** Problem statement **
Copy each of the entries below faithfully, setting aside any pictures.

** Records **

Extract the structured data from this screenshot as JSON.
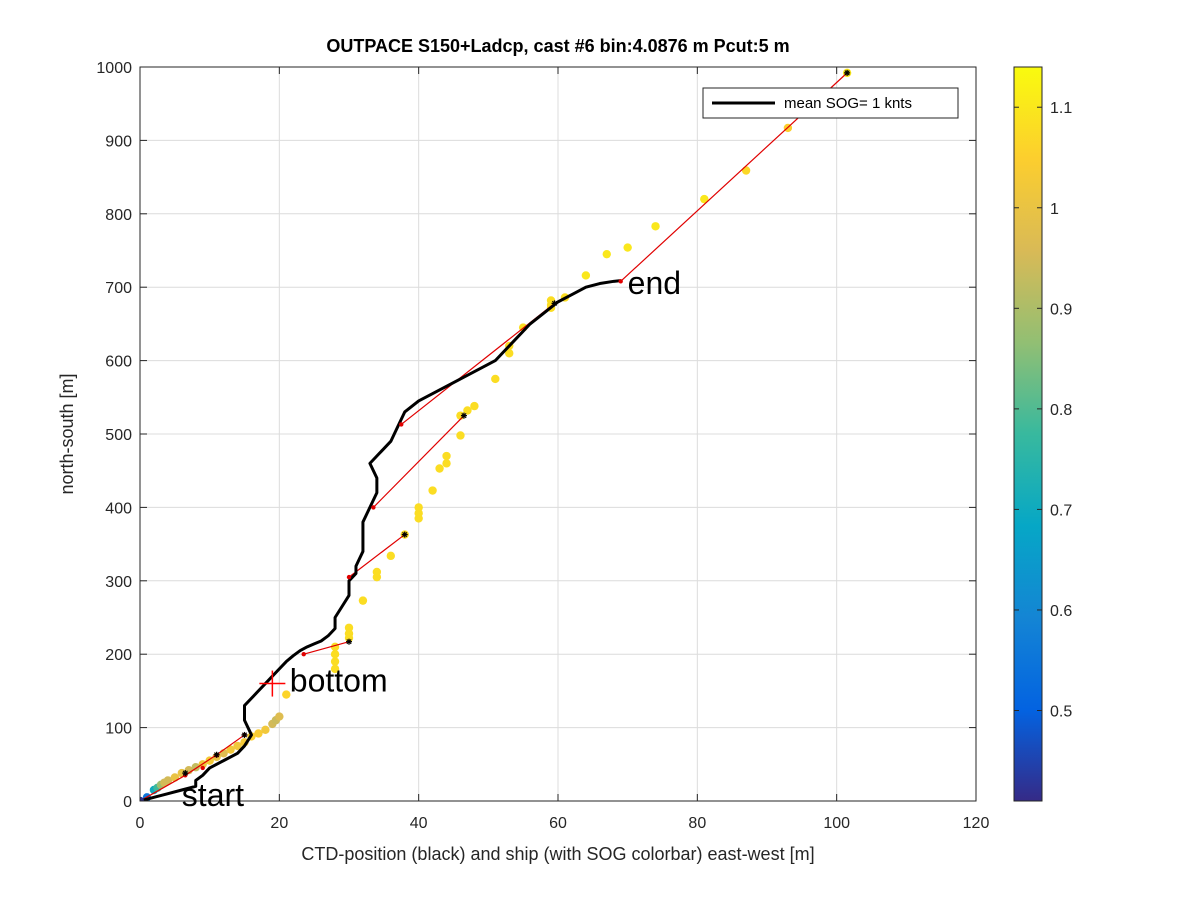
{
  "chart_data": {
    "type": "scatter",
    "title": "OUTPACE S150+Ladcp, cast #6 bin:4.0876 m  Pcut:5 m",
    "xlabel": "CTD-position (black) and ship (with SOG colorbar) east-west [m]",
    "ylabel": "north-south [m]",
    "xlim": [
      0,
      120
    ],
    "ylim": [
      0,
      1000
    ],
    "xticks": [
      0,
      20,
      40,
      60,
      80,
      100,
      120
    ],
    "yticks": [
      0,
      100,
      200,
      300,
      400,
      500,
      600,
      700,
      800,
      900,
      1000
    ],
    "grid": true,
    "legend": {
      "entries": [
        "mean SOG=  1 knts"
      ],
      "placement": "top-right"
    },
    "colorbar": {
      "range": [
        0.41,
        1.14
      ],
      "ticks": [
        0.5,
        0.6,
        0.7,
        0.8,
        0.9,
        1,
        1.1
      ],
      "tick_labels": [
        "0.5",
        "0.6",
        "0.7",
        "0.8",
        "0.9",
        "1",
        "1.1"
      ],
      "colormap": "parula"
    },
    "ctd_track": {
      "color": "#000000",
      "x": [
        0,
        2,
        4,
        6,
        8,
        8,
        9,
        10,
        12,
        14,
        15,
        16,
        15,
        15,
        16,
        17,
        18,
        19,
        20,
        21,
        22,
        23,
        24,
        25,
        26,
        27,
        28,
        28,
        29,
        30,
        30,
        31,
        31,
        32,
        32,
        32,
        33,
        34,
        34,
        33,
        34,
        35,
        36,
        37,
        38,
        40,
        43,
        46,
        49,
        51,
        52,
        53,
        54,
        55,
        56,
        58,
        60,
        62,
        64,
        66,
        68,
        69
      ],
      "y": [
        0,
        5,
        10,
        15,
        20,
        28,
        35,
        45,
        55,
        65,
        75,
        90,
        110,
        130,
        140,
        150,
        160,
        170,
        180,
        190,
        198,
        205,
        210,
        214,
        218,
        225,
        235,
        250,
        265,
        280,
        300,
        310,
        320,
        340,
        360,
        380,
        400,
        420,
        440,
        460,
        470,
        480,
        490,
        510,
        530,
        545,
        560,
        575,
        590,
        600,
        610,
        620,
        630,
        640,
        650,
        665,
        680,
        690,
        700,
        705,
        708,
        709
      ]
    },
    "ship_points": {
      "x": [
        0,
        1,
        2,
        2.5,
        3,
        3.5,
        4,
        5,
        6,
        7,
        8,
        9,
        10,
        11,
        12,
        13,
        14,
        15,
        16,
        17,
        18,
        19,
        19.5,
        20,
        21,
        28,
        28,
        28,
        28,
        30,
        30,
        30,
        32,
        34,
        34,
        36,
        38,
        40,
        40,
        40,
        42,
        43,
        44,
        44,
        46,
        46,
        47,
        48,
        51,
        53,
        53,
        55,
        59,
        59,
        59,
        61,
        64,
        67,
        70,
        74,
        81,
        87,
        93,
        101.5
      ],
      "y": [
        0,
        5,
        15,
        18,
        22,
        25,
        28,
        32,
        38,
        42,
        46,
        50,
        55,
        60,
        65,
        70,
        75,
        80,
        88,
        92,
        97,
        105,
        110,
        115,
        145,
        180,
        190,
        200,
        210,
        222,
        228,
        236,
        273,
        305,
        312,
        334,
        363,
        385,
        392,
        400,
        423,
        453,
        460,
        470,
        498,
        525,
        532,
        538,
        575,
        610,
        620,
        645,
        672,
        676,
        682,
        686,
        716,
        745,
        754,
        783,
        820,
        859,
        917,
        992
      ],
      "sog": [
        0.45,
        0.55,
        0.7,
        0.78,
        0.88,
        0.95,
        0.95,
        1.0,
        1.0,
        0.95,
        0.93,
        1.02,
        1.03,
        1.0,
        0.97,
        1.02,
        1.02,
        1.03,
        1.05,
        1.04,
        1.02,
        0.95,
        0.94,
        0.97,
        1.06,
        1.08,
        1.08,
        1.08,
        1.08,
        1.08,
        1.08,
        1.08,
        1.08,
        1.08,
        1.08,
        1.08,
        1.08,
        1.08,
        1.08,
        1.08,
        1.08,
        1.08,
        1.08,
        1.08,
        1.08,
        1.08,
        1.08,
        1.08,
        1.08,
        1.08,
        1.08,
        1.08,
        1.08,
        1.08,
        1.08,
        1.08,
        1.1,
        1.1,
        1.1,
        1.1,
        1.1,
        1.07,
        1.05,
        1.1
      ]
    },
    "red_segments": [
      {
        "x": [
          0,
          6.5,
          11
        ],
        "y": [
          0,
          35,
          63
        ]
      },
      {
        "x": [
          11,
          15
        ],
        "y": [
          63,
          90
        ]
      },
      {
        "x": [
          23.5,
          30
        ],
        "y": [
          200,
          217
        ]
      },
      {
        "x": [
          30,
          38
        ],
        "y": [
          305,
          363
        ]
      },
      {
        "x": [
          33.5,
          46.5
        ],
        "y": [
          400,
          525
        ]
      },
      {
        "x": [
          37.5,
          59.5
        ],
        "y": [
          513,
          678
        ]
      },
      {
        "x": [
          69,
          101.5
        ],
        "y": [
          708,
          992
        ]
      }
    ],
    "black_markers": {
      "x": [
        0,
        6.5,
        11,
        15,
        30,
        38,
        46.5,
        59.5,
        101.5
      ],
      "y": [
        0,
        38,
        63,
        90,
        217,
        363,
        525,
        678,
        992
      ]
    },
    "red_markers": {
      "x": [
        0,
        6.5,
        9,
        11,
        15,
        23.5,
        30,
        33.5,
        37.5,
        69
      ],
      "y": [
        0,
        35,
        45,
        62,
        90,
        200,
        305,
        400,
        513,
        708
      ]
    },
    "annotations": [
      {
        "text": "start",
        "x": 6,
        "y": -7
      },
      {
        "text": "bottom",
        "x": 21.5,
        "y": 149
      },
      {
        "text": "end",
        "x": 70,
        "y": 691
      }
    ],
    "bottom_marker": {
      "x": 19,
      "y": 160,
      "color": "#ff0000"
    }
  }
}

** Reply **
Extract the structured data from this screenshot as JSON.
{
  "chart_data": {
    "type": "scatter",
    "title": "OUTPACE S150+Ladcp, cast #6 bin:4.0876 m  Pcut:5 m",
    "xlabel": "CTD-position (black) and ship (with SOG colorbar) east-west [m]",
    "ylabel": "north-south [m]",
    "xlim": [
      0,
      120
    ],
    "ylim": [
      0,
      1000
    ],
    "xticks": [
      0,
      20,
      40,
      60,
      80,
      100,
      120
    ],
    "yticks": [
      0,
      100,
      200,
      300,
      400,
      500,
      600,
      700,
      800,
      900,
      1000
    ],
    "grid": true,
    "legend": {
      "entries": [
        "mean SOG=  1 knts"
      ],
      "placement": "top-right"
    },
    "colorbar": {
      "range": [
        0.41,
        1.14
      ],
      "ticks": [
        0.5,
        0.6,
        0.7,
        0.8,
        0.9,
        1,
        1.1
      ],
      "tick_labels": [
        "0.5",
        "0.6",
        "0.7",
        "0.8",
        "0.9",
        "1",
        "1.1"
      ],
      "colormap": "parula"
    },
    "ctd_track": {
      "color": "#000000",
      "x": [
        0,
        2,
        4,
        6,
        8,
        8,
        9,
        10,
        12,
        14,
        15,
        16,
        15,
        15,
        16,
        17,
        18,
        19,
        20,
        21,
        22,
        23,
        24,
        25,
        26,
        27,
        28,
        28,
        29,
        30,
        30,
        31,
        31,
        32,
        32,
        32,
        33,
        34,
        34,
        33,
        34,
        35,
        36,
        37,
        38,
        40,
        43,
        46,
        49,
        51,
        52,
        53,
        54,
        55,
        56,
        58,
        60,
        62,
        64,
        66,
        68,
        69
      ],
      "y": [
        0,
        5,
        10,
        15,
        20,
        28,
        35,
        45,
        55,
        65,
        75,
        90,
        110,
        130,
        140,
        150,
        160,
        170,
        180,
        190,
        198,
        205,
        210,
        214,
        218,
        225,
        235,
        250,
        265,
        280,
        300,
        310,
        320,
        340,
        360,
        380,
        400,
        420,
        440,
        460,
        470,
        480,
        490,
        510,
        530,
        545,
        560,
        575,
        590,
        600,
        610,
        620,
        630,
        640,
        650,
        665,
        680,
        690,
        700,
        705,
        708,
        709
      ]
    },
    "ship_points": {
      "x": [
        0,
        1,
        2,
        2.5,
        3,
        3.5,
        4,
        5,
        6,
        7,
        8,
        9,
        10,
        11,
        12,
        13,
        14,
        15,
        16,
        17,
        18,
        19,
        19.5,
        20,
        21,
        28,
        28,
        28,
        28,
        30,
        30,
        30,
        32,
        34,
        34,
        36,
        38,
        40,
        40,
        40,
        42,
        43,
        44,
        44,
        46,
        46,
        47,
        48,
        51,
        53,
        53,
        55,
        59,
        59,
        59,
        61,
        64,
        67,
        70,
        74,
        81,
        87,
        93,
        101.5
      ],
      "y": [
        0,
        5,
        15,
        18,
        22,
        25,
        28,
        32,
        38,
        42,
        46,
        50,
        55,
        60,
        65,
        70,
        75,
        80,
        88,
        92,
        97,
        105,
        110,
        115,
        145,
        180,
        190,
        200,
        210,
        222,
        228,
        236,
        273,
        305,
        312,
        334,
        363,
        385,
        392,
        400,
        423,
        453,
        460,
        470,
        498,
        525,
        532,
        538,
        575,
        610,
        620,
        645,
        672,
        676,
        682,
        686,
        716,
        745,
        754,
        783,
        820,
        859,
        917,
        992
      ],
      "sog": [
        0.45,
        0.55,
        0.7,
        0.78,
        0.88,
        0.95,
        0.95,
        1.0,
        1.0,
        0.95,
        0.93,
        1.02,
        1.03,
        1.0,
        0.97,
        1.02,
        1.02,
        1.03,
        1.05,
        1.04,
        1.02,
        0.95,
        0.94,
        0.97,
        1.06,
        1.08,
        1.08,
        1.08,
        1.08,
        1.08,
        1.08,
        1.08,
        1.08,
        1.08,
        1.08,
        1.08,
        1.08,
        1.08,
        1.08,
        1.08,
        1.08,
        1.08,
        1.08,
        1.08,
        1.08,
        1.08,
        1.08,
        1.08,
        1.08,
        1.08,
        1.08,
        1.08,
        1.08,
        1.08,
        1.08,
        1.08,
        1.1,
        1.1,
        1.1,
        1.1,
        1.1,
        1.07,
        1.05,
        1.1
      ]
    },
    "red_segments": [
      {
        "x": [
          0,
          6.5,
          11
        ],
        "y": [
          0,
          35,
          63
        ]
      },
      {
        "x": [
          11,
          15
        ],
        "y": [
          63,
          90
        ]
      },
      {
        "x": [
          23.5,
          30
        ],
        "y": [
          200,
          217
        ]
      },
      {
        "x": [
          30,
          38
        ],
        "y": [
          305,
          363
        ]
      },
      {
        "x": [
          33.5,
          46.5
        ],
        "y": [
          400,
          525
        ]
      },
      {
        "x": [
          37.5,
          59.5
        ],
        "y": [
          513,
          678
        ]
      },
      {
        "x": [
          69,
          101.5
        ],
        "y": [
          708,
          992
        ]
      }
    ],
    "black_markers": {
      "x": [
        0,
        6.5,
        11,
        15,
        30,
        38,
        46.5,
        59.5,
        101.5
      ],
      "y": [
        0,
        38,
        63,
        90,
        217,
        363,
        525,
        678,
        992
      ]
    },
    "red_markers": {
      "x": [
        0,
        6.5,
        9,
        11,
        15,
        23.5,
        30,
        33.5,
        37.5,
        69
      ],
      "y": [
        0,
        35,
        45,
        62,
        90,
        200,
        305,
        400,
        513,
        708
      ]
    },
    "annotations": [
      {
        "text": "start",
        "x": 6,
        "y": -7
      },
      {
        "text": "bottom",
        "x": 21.5,
        "y": 149
      },
      {
        "text": "end",
        "x": 70,
        "y": 691
      }
    ],
    "bottom_marker": {
      "x": 19,
      "y": 160,
      "color": "#ff0000"
    }
  }
}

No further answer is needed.